= Directions for this task =
Pictures appear in the records below; write out everything else exactly.
--------
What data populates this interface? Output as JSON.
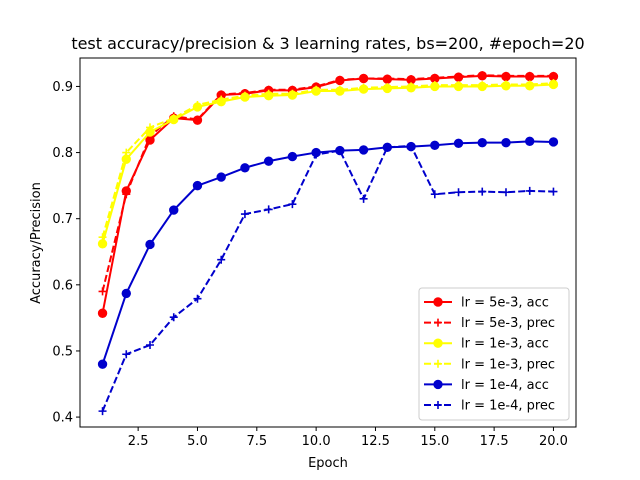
{
  "chart_data": {
    "type": "line",
    "title": "test accuracy/precision & 3 learning rates, bs=200, #epoch=20",
    "xlabel": "Epoch",
    "ylabel": "Accuracy/Precision",
    "xlim": [
      0.05,
      20.95
    ],
    "ylim": [
      0.385,
      0.943
    ],
    "xticks": [
      2.5,
      5.0,
      7.5,
      10.0,
      12.5,
      15.0,
      17.5,
      20.0
    ],
    "xtick_labels": [
      "2.5",
      "5.0",
      "7.5",
      "10.0",
      "12.5",
      "15.0",
      "17.5",
      "20.0"
    ],
    "yticks": [
      0.4,
      0.5,
      0.6,
      0.7,
      0.8,
      0.9
    ],
    "ytick_labels": [
      "0.4",
      "0.5",
      "0.6",
      "0.7",
      "0.8",
      "0.9"
    ],
    "grid": false,
    "legend_position": "lower-right",
    "x": [
      1,
      2,
      3,
      4,
      5,
      6,
      7,
      8,
      9,
      10,
      11,
      12,
      13,
      14,
      15,
      16,
      17,
      18,
      19,
      20
    ],
    "series": [
      {
        "name": "lr = 5e-3, acc",
        "color": "#ff0000",
        "linestyle": "solid",
        "marker": "circle",
        "values": [
          0.557,
          0.742,
          0.819,
          0.852,
          0.849,
          0.887,
          0.889,
          0.894,
          0.894,
          0.899,
          0.909,
          0.912,
          0.911,
          0.91,
          0.912,
          0.914,
          0.916,
          0.915,
          0.915,
          0.915
        ]
      },
      {
        "name": "lr = 5e-3, prec",
        "color": "#ff0000",
        "linestyle": "dashed",
        "marker": "plus",
        "values": [
          0.59,
          0.737,
          0.825,
          0.855,
          0.85,
          0.888,
          0.89,
          0.895,
          0.895,
          0.9,
          0.91,
          0.912,
          0.912,
          0.911,
          0.913,
          0.915,
          0.917,
          0.916,
          0.916,
          0.916
        ]
      },
      {
        "name": "lr = 1e-3, acc",
        "color": "#ffff00",
        "linestyle": "solid",
        "marker": "circle",
        "values": [
          0.662,
          0.79,
          0.831,
          0.85,
          0.869,
          0.877,
          0.884,
          0.886,
          0.887,
          0.893,
          0.893,
          0.896,
          0.897,
          0.898,
          0.9,
          0.9,
          0.9,
          0.901,
          0.901,
          0.903
        ]
      },
      {
        "name": "lr = 1e-3, prec",
        "color": "#ffff00",
        "linestyle": "dashed",
        "marker": "plus",
        "values": [
          0.672,
          0.8,
          0.838,
          0.852,
          0.872,
          0.88,
          0.886,
          0.889,
          0.889,
          0.895,
          0.895,
          0.898,
          0.899,
          0.9,
          0.902,
          0.902,
          0.902,
          0.903,
          0.903,
          0.905
        ]
      },
      {
        "name": "lr = 1e-4, acc",
        "color": "#0000cc",
        "linestyle": "solid",
        "marker": "circle",
        "values": [
          0.48,
          0.587,
          0.661,
          0.713,
          0.75,
          0.763,
          0.777,
          0.787,
          0.794,
          0.8,
          0.803,
          0.804,
          0.808,
          0.809,
          0.811,
          0.814,
          0.815,
          0.815,
          0.817,
          0.816
        ]
      },
      {
        "name": "lr = 1e-4, prec",
        "color": "#0000cc",
        "linestyle": "dashed",
        "marker": "plus",
        "values": [
          0.409,
          0.495,
          0.509,
          0.551,
          0.579,
          0.638,
          0.707,
          0.714,
          0.722,
          0.797,
          0.803,
          0.73,
          0.808,
          0.81,
          0.737,
          0.74,
          0.741,
          0.74,
          0.742,
          0.741
        ]
      }
    ]
  }
}
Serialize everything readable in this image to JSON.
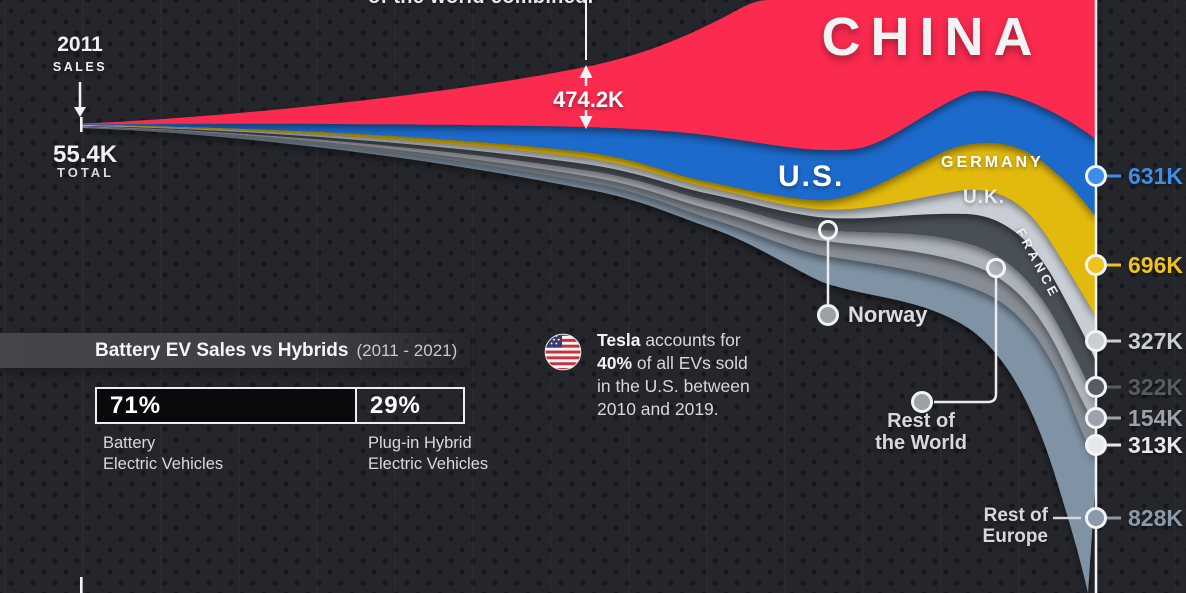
{
  "top_note": "of the world combined.",
  "chart_data": {
    "type": "streamgraph",
    "title_country_big": "CHINA",
    "period": [
      "2011",
      "2021"
    ],
    "start_annotation": {
      "year": "2011",
      "word": "SALES",
      "total_value": "55.4K",
      "total_word": "TOTAL"
    },
    "china_band_annotation": "474.2K",
    "legend_position": "in-chart labels + right edge markers",
    "grid": false,
    "series": [
      {
        "name": "China",
        "label": "CHINA",
        "color": "#FB2B50",
        "end_value": "",
        "value_color": "#FB2B50"
      },
      {
        "name": "United States",
        "label": "U.S.",
        "color": "#1F6BCB",
        "end_value": "631K",
        "value_color": "#3D8EE8"
      },
      {
        "name": "Germany",
        "label": "GERMANY",
        "color": "#E2BA10",
        "end_value": "696K",
        "value_color": "#EFC31C"
      },
      {
        "name": "United Kingdom",
        "label": "U.K.",
        "color": "#C9CED4",
        "end_value": "327K",
        "value_color": "#C9CED4"
      },
      {
        "name": "France",
        "label": "FRANCE",
        "color": "#4A4F57",
        "end_value": "322K",
        "value_color": "#565C64"
      },
      {
        "name": "Norway",
        "label": "Norway",
        "color": "#ADB3BB",
        "end_value": "154K",
        "value_color": "#9BA2AB"
      },
      {
        "name": "Rest of the World",
        "label_line1": "Rest of",
        "label_line2": "the World",
        "color": "#878D96",
        "end_value": "313K",
        "value_color": "#E6E8EB"
      },
      {
        "name": "Rest of Europe",
        "label_line1": "Rest of",
        "label_line2": "Europe",
        "color": "#8093A5",
        "end_value": "828K",
        "value_color": "#8C99A8"
      }
    ]
  },
  "battery_panel": {
    "title": "Battery EV Sales vs Hybrids",
    "period": "(2011 - 2021)",
    "bev_pct": "71%",
    "phev_pct": "29%",
    "bev_caption_1": "Battery",
    "bev_caption_2": "Electric Vehicles",
    "phev_caption_1": "Plug-in Hybrid",
    "phev_caption_2": "Electric Vehicles"
  },
  "tesla_note": {
    "bold1": "Tesla",
    "rest1": " accounts for",
    "bold2": "40%",
    "rest2": " of all EVs sold",
    "line3": "in the U.S. between",
    "line4": "2010 and 2019."
  },
  "icons": {
    "flag": "us-flag-icon"
  }
}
--------
= Problem solution =
What data populates this interface? Output as JSON.
{
  "chart_data": {
    "type": "line",
    "title": "test accuracy/precision & 3 learning rates, bs=200, #epoch=20",
    "xlabel": "Epoch",
    "ylabel": "Accuracy/Precision",
    "xlim": [
      0.05,
      20.95
    ],
    "ylim": [
      0.385,
      0.943
    ],
    "xticks": [
      2.5,
      5.0,
      7.5,
      10.0,
      12.5,
      15.0,
      17.5,
      20.0
    ],
    "xtick_labels": [
      "2.5",
      "5.0",
      "7.5",
      "10.0",
      "12.5",
      "15.0",
      "17.5",
      "20.0"
    ],
    "yticks": [
      0.4,
      0.5,
      0.6,
      0.7,
      0.8,
      0.9
    ],
    "ytick_labels": [
      "0.4",
      "0.5",
      "0.6",
      "0.7",
      "0.8",
      "0.9"
    ],
    "grid": false,
    "legend_position": "lower-right",
    "x": [
      1,
      2,
      3,
      4,
      5,
      6,
      7,
      8,
      9,
      10,
      11,
      12,
      13,
      14,
      15,
      16,
      17,
      18,
      19,
      20
    ],
    "series": [
      {
        "name": "lr = 5e-3, acc",
        "color": "#ff0000",
        "linestyle": "solid",
        "marker": "circle",
        "values": [
          0.557,
          0.742,
          0.819,
          0.852,
          0.849,
          0.887,
          0.889,
          0.894,
          0.894,
          0.899,
          0.909,
          0.912,
          0.911,
          0.91,
          0.912,
          0.914,
          0.916,
          0.915,
          0.915,
          0.915
        ]
      },
      {
        "name": "lr = 5e-3, prec",
        "color": "#ff0000",
        "linestyle": "dashed",
        "marker": "plus",
        "values": [
          0.59,
          0.737,
          0.825,
          0.855,
          0.85,
          0.888,
          0.89,
          0.895,
          0.895,
          0.9,
          0.91,
          0.912,
          0.912,
          0.911,
          0.913,
          0.915,
          0.917,
          0.916,
          0.916,
          0.916
        ]
      },
      {
        "name": "lr = 1e-3, acc",
        "color": "#ffff00",
        "linestyle": "solid",
        "marker": "circle",
        "values": [
          0.662,
          0.79,
          0.831,
          0.85,
          0.869,
          0.877,
          0.884,
          0.886,
          0.887,
          0.893,
          0.893,
          0.896,
          0.897,
          0.898,
          0.9,
          0.9,
          0.9,
          0.901,
          0.901,
          0.903
        ]
      },
      {
        "name": "lr = 1e-3, prec",
        "color": "#ffff00",
        "linestyle": "dashed",
        "marker": "plus",
        "values": [
          0.672,
          0.8,
          0.838,
          0.852,
          0.872,
          0.88,
          0.886,
          0.889,
          0.889,
          0.895,
          0.895,
          0.898,
          0.899,
          0.9,
          0.902,
          0.902,
          0.902,
          0.903,
          0.903,
          0.905
        ]
      },
      {
        "name": "lr = 1e-4, acc",
        "color": "#0000cc",
        "linestyle": "solid",
        "marker": "circle",
        "values": [
          0.48,
          0.587,
          0.661,
          0.713,
          0.75,
          0.763,
          0.777,
          0.787,
          0.794,
          0.8,
          0.803,
          0.804,
          0.808,
          0.809,
          0.811,
          0.814,
          0.815,
          0.815,
          0.817,
          0.816
        ]
      },
      {
        "name": "lr = 1e-4, prec",
        "color": "#0000cc",
        "linestyle": "dashed",
        "marker": "plus",
        "values": [
          0.409,
          0.495,
          0.509,
          0.551,
          0.579,
          0.638,
          0.707,
          0.714,
          0.722,
          0.797,
          0.803,
          0.73,
          0.808,
          0.81,
          0.737,
          0.74,
          0.741,
          0.74,
          0.742,
          0.741
        ]
      }
    ]
  }
}
Serialize everything readable in this image to JSON.
{
  "top_note": "of the world combined.",
  "chart_data": {
    "type": "streamgraph",
    "title_country_big": "CHINA",
    "period": [
      "2011",
      "2021"
    ],
    "start_annotation": {
      "year": "2011",
      "word": "SALES",
      "total_value": "55.4K",
      "total_word": "TOTAL"
    },
    "china_band_annotation": "474.2K",
    "legend_position": "in-chart labels + right edge markers",
    "grid": false,
    "series": [
      {
        "name": "China",
        "label": "CHINA",
        "color": "#FB2B50",
        "end_value": "",
        "value_color": "#FB2B50"
      },
      {
        "name": "United States",
        "label": "U.S.",
        "color": "#1F6BCB",
        "end_value": "631K",
        "value_color": "#3D8EE8"
      },
      {
        "name": "Germany",
        "label": "GERMANY",
        "color": "#E2BA10",
        "end_value": "696K",
        "value_color": "#EFC31C"
      },
      {
        "name": "United Kingdom",
        "label": "U.K.",
        "color": "#C9CED4",
        "end_value": "327K",
        "value_color": "#C9CED4"
      },
      {
        "name": "France",
        "label": "FRANCE",
        "color": "#4A4F57",
        "end_value": "322K",
        "value_color": "#565C64"
      },
      {
        "name": "Norway",
        "label": "Norway",
        "color": "#ADB3BB",
        "end_value": "154K",
        "value_color": "#9BA2AB"
      },
      {
        "name": "Rest of the World",
        "label_line1": "Rest of",
        "label_line2": "the World",
        "color": "#878D96",
        "end_value": "313K",
        "value_color": "#E6E8EB"
      },
      {
        "name": "Rest of Europe",
        "label_line1": "Rest of",
        "label_line2": "Europe",
        "color": "#8093A5",
        "end_value": "828K",
        "value_color": "#8C99A8"
      }
    ]
  },
  "battery_panel": {
    "title": "Battery EV Sales vs Hybrids",
    "period": "(2011 - 2021)",
    "bev_pct": "71%",
    "phev_pct": "29%",
    "bev_caption_1": "Battery",
    "bev_caption_2": "Electric Vehicles",
    "phev_caption_1": "Plug-in Hybrid",
    "phev_caption_2": "Electric Vehicles"
  },
  "tesla_note": {
    "bold1": "Tesla",
    "rest1": " accounts for",
    "bold2": "40%",
    "rest2": " of all EVs sold",
    "line3": "in the U.S. between",
    "line4": "2010 and 2019."
  },
  "icons": {
    "flag": "us-flag-icon"
  }
}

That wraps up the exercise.